- What the exercise asks -
The material below should be written out in full and exactly; pictures stay out of the copy.

- Records supplied -
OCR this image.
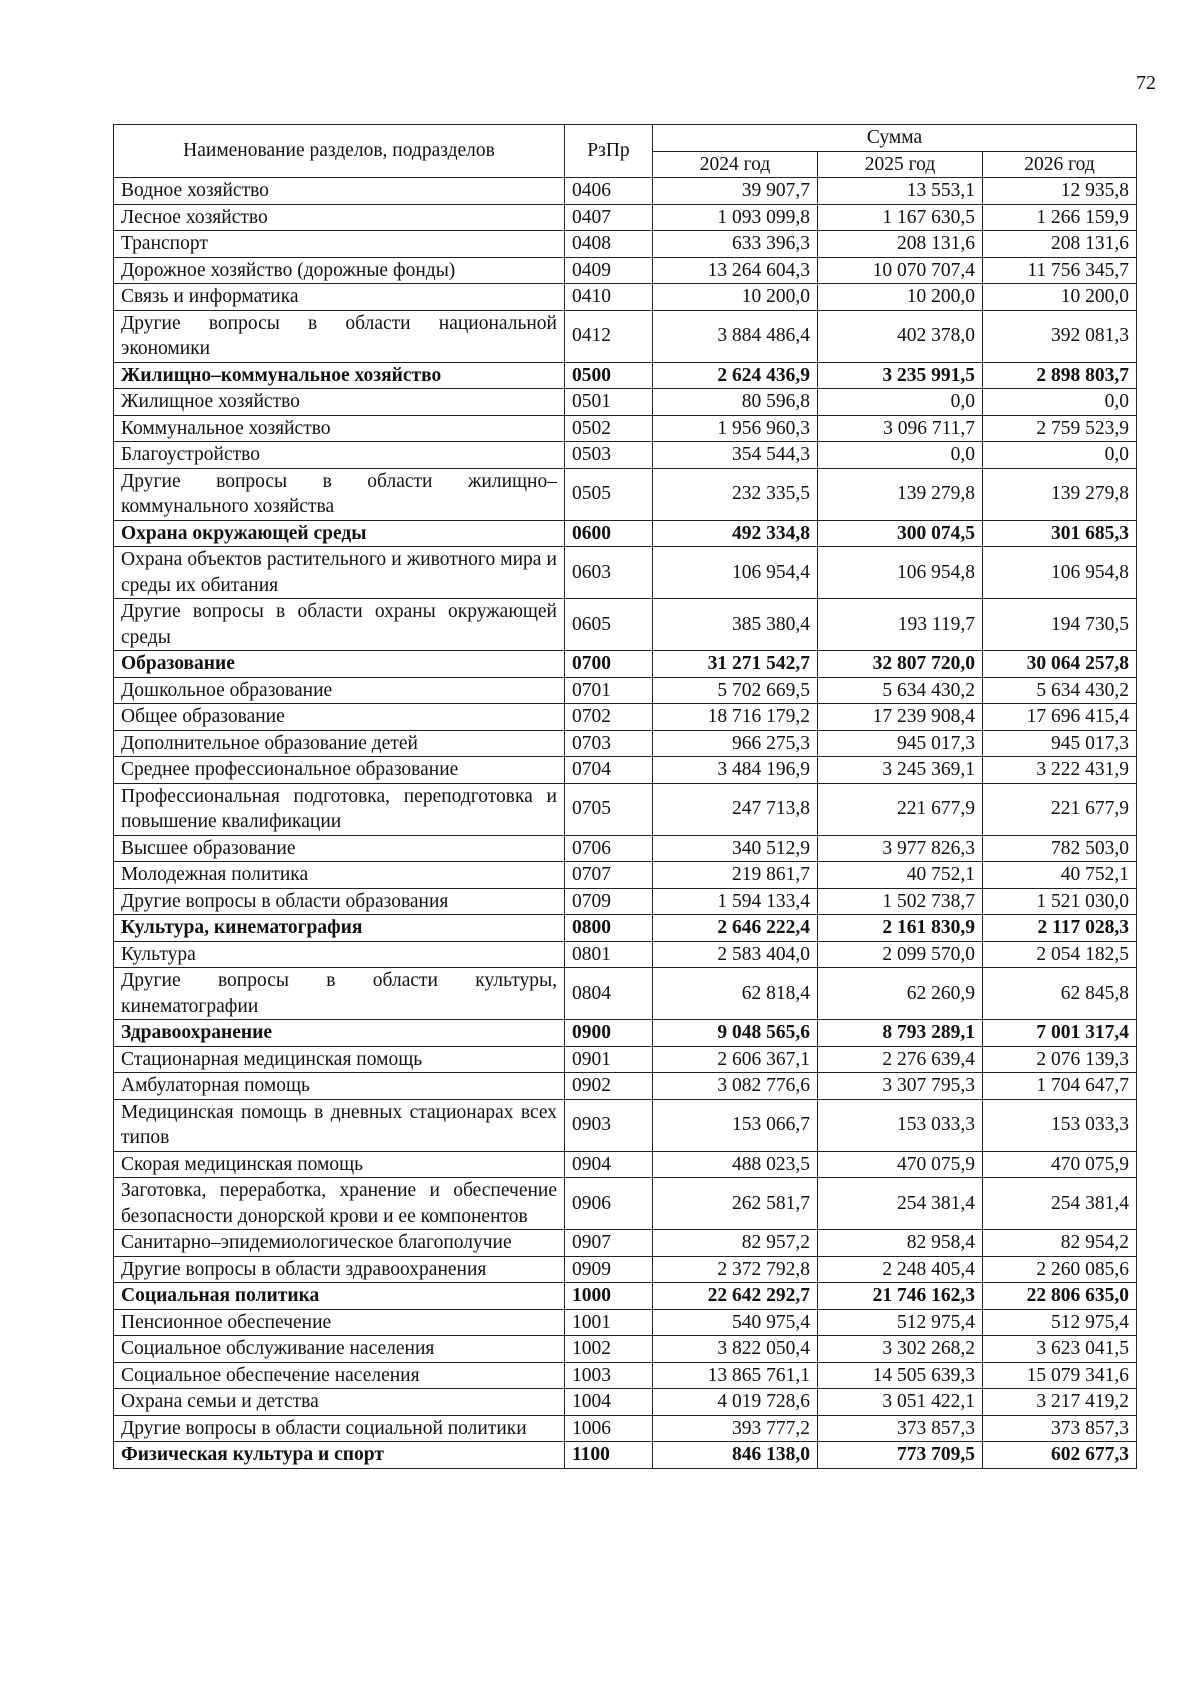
72
Наименование разделов, подразделов	РзПр	Сумма		
		2024 год	2025 год	2026 год
Водное хозяйство	0406	39 907,7	13 553,1	12 935,8
Лесное хозяйство	0407	1 093 099,8	1 167 630,5	1 266 159,9
Транспорт	0408	633 396,3	208 131,6	208 131,6
Дорожное хозяйство (дорожные фонды)	0409	13 264 604,3	10 070 707,4	11 756 345,7
Связь и информатика	0410	10 200,0	10 200,0	10 200,0
Другие вопросы в области национальной экономики	0412	3 884 486,4	402 378,0	392 081,3
Жилищно–коммунальное хозяйство	0500	2 624 436,9	3 235 991,5	2 898 803,7
Жилищное хозяйство	0501	80 596,8	0,0	0,0
Коммунальное хозяйство	0502	1 956 960,3	3 096 711,7	2 759 523,9
Благоустройство	0503	354 544,3	0,0	0,0
Другие вопросы в области жилищно–коммунального хозяйства	0505	232 335,5	139 279,8	139 279,8
Охрана окружающей среды	0600	492 334,8	300 074,5	301 685,3
Охрана объектов растительного и животного мира и среды их обитания	0603	106 954,4	106 954,8	106 954,8
Другие вопросы в области охраны окружающей среды	0605	385 380,4	193 119,7	194 730,5
Образование	0700	31 271 542,7	32 807 720,0	30 064 257,8
Дошкольное образование	0701	5 702 669,5	5 634 430,2	5 634 430,2
Общее образование	0702	18 716 179,2	17 239 908,4	17 696 415,4
Дополнительное образование детей	0703	966 275,3	945 017,3	945 017,3
Среднее профессиональное образование	0704	3 484 196,9	3 245 369,1	3 222 431,9
Профессиональная подготовка, переподготовка и повышение квалификации	0705	247 713,8	221 677,9	221 677,9
Высшее образование	0706	340 512,9	3 977 826,3	782 503,0
Молодежная политика	0707	219 861,7	40 752,1	40 752,1
Другие вопросы в области образования	0709	1 594 133,4	1 502 738,7	1 521 030,0
Культура, кинематография	0800	2 646 222,4	2 161 830,9	2 117 028,3
Культура	0801	2 583 404,0	2 099 570,0	2 054 182,5
Другие вопросы в области культуры, кинематографии	0804	62 818,4	62 260,9	62 845,8
Здравоохранение	0900	9 048 565,6	8 793 289,1	7 001 317,4
Стационарная медицинская помощь	0901	2 606 367,1	2 276 639,4	2 076 139,3
Амбулаторная помощь	0902	3 082 776,6	3 307 795,3	1 704 647,7
Медицинская помощь в дневных стационарах всех типов	0903	153 066,7	153 033,3	153 033,3
Скорая медицинская помощь	0904	488 023,5	470 075,9	470 075,9
Заготовка, переработка, хранение и обеспечение безопасности донорской крови и ее компонентов	0906	262 581,7	254 381,4	254 381,4
Санитарно–эпидемиологическое благополучие	0907	82 957,2	82 958,4	82 954,2
Другие вопросы в области здравоохранения	0909	2 372 792,8	2 248 405,4	2 260 085,6
Социальная политика	1000	22 642 292,7	21 746 162,3	22 806 635,0
Пенсионное обеспечение	1001	540 975,4	512 975,4	512 975,4
Социальное обслуживание населения	1002	3 822 050,4	3 302 268,2	3 623 041,5
Социальное обеспечение населения	1003	13 865 761,1	14 505 639,3	15 079 341,6
Охрана семьи и детства	1004	4 019 728,6	3 051 422,1	3 217 419,2
Другие вопросы в области социальной политики	1006	393 777,2	373 857,3	373 857,3
Физическая культура и спорт	1100	846 138,0	773 709,5	602 677,3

- The solution -
OCR this image.
72
Наименование разделов, подразделов	РзПр	Сумма		
		2024 год	2025 год	2026 год
Водное хозяйство	0406	39 907,7	13 553,1	12 935,8
Лесное хозяйство	0407	1 093 099,8	1 167 630,5	1 266 159,9
Транспорт	0408	633 396,3	208 131,6	208 131,6
Дорожное хозяйство (дорожные фонды)	0409	13 264 604,3	10 070 707,4	11 756 345,7
Связь и информатика	0410	10 200,0	10 200,0	10 200,0
Другие вопросы в области национальной экономики	0412	3 884 486,4	402 378,0	392 081,3
Жилищно–коммунальное хозяйство	0500	2 624 436,9	3 235 991,5	2 898 803,7
Жилищное хозяйство	0501	80 596,8	0,0	0,0
Коммунальное хозяйство	0502	1 956 960,3	3 096 711,7	2 759 523,9
Благоустройство	0503	354 544,3	0,0	0,0
Другие вопросы в области жилищно–коммунального хозяйства	0505	232 335,5	139 279,8	139 279,8
Охрана окружающей среды	0600	492 334,8	300 074,5	301 685,3
Охрана объектов растительного и животного мира и среды их обитания	0603	106 954,4	106 954,8	106 954,8
Другие вопросы в области охраны окружающей среды	0605	385 380,4	193 119,7	194 730,5
Образование	0700	31 271 542,7	32 807 720,0	30 064 257,8
Дошкольное образование	0701	5 702 669,5	5 634 430,2	5 634 430,2
Общее образование	0702	18 716 179,2	17 239 908,4	17 696 415,4
Дополнительное образование детей	0703	966 275,3	945 017,3	945 017,3
Среднее профессиональное образование	0704	3 484 196,9	3 245 369,1	3 222 431,9
Профессиональная подготовка, переподготовка и повышение квалификации	0705	247 713,8	221 677,9	221 677,9
Высшее образование	0706	340 512,9	3 977 826,3	782 503,0
Молодежная политика	0707	219 861,7	40 752,1	40 752,1
Другие вопросы в области образования	0709	1 594 133,4	1 502 738,7	1 521 030,0
Культура, кинематография	0800	2 646 222,4	2 161 830,9	2 117 028,3
Культура	0801	2 583 404,0	2 099 570,0	2 054 182,5
Другие вопросы в области культуры, кинематографии	0804	62 818,4	62 260,9	62 845,8
Здравоохранение	0900	9 048 565,6	8 793 289,1	7 001 317,4
Стационарная медицинская помощь	0901	2 606 367,1	2 276 639,4	2 076 139,3
Амбулаторная помощь	0902	3 082 776,6	3 307 795,3	1 704 647,7
Медицинская помощь в дневных стационарах всех типов	0903	153 066,7	153 033,3	153 033,3
Скорая медицинская помощь	0904	488 023,5	470 075,9	470 075,9
Заготовка, переработка, хранение и обеспечение безопасности донорской крови и ее компонентов	0906	262 581,7	254 381,4	254 381,4
Санитарно–эпидемиологическое благополучие	0907	82 957,2	82 958,4	82 954,2
Другие вопросы в области здравоохранения	0909	2 372 792,8	2 248 405,4	2 260 085,6
Социальная политика	1000	22 642 292,7	21 746 162,3	22 806 635,0
Пенсионное обеспечение	1001	540 975,4	512 975,4	512 975,4
Социальное обслуживание населения	1002	3 822 050,4	3 302 268,2	3 623 041,5
Социальное обеспечение населения	1003	13 865 761,1	14 505 639,3	15 079 341,6
Охрана семьи и детства	1004	4 019 728,6	3 051 422,1	3 217 419,2
Другие вопросы в области социальной политики	1006	393 777,2	373 857,3	373 857,3
Физическая культура и спорт	1100	846 138,0	773 709,5	602 677,3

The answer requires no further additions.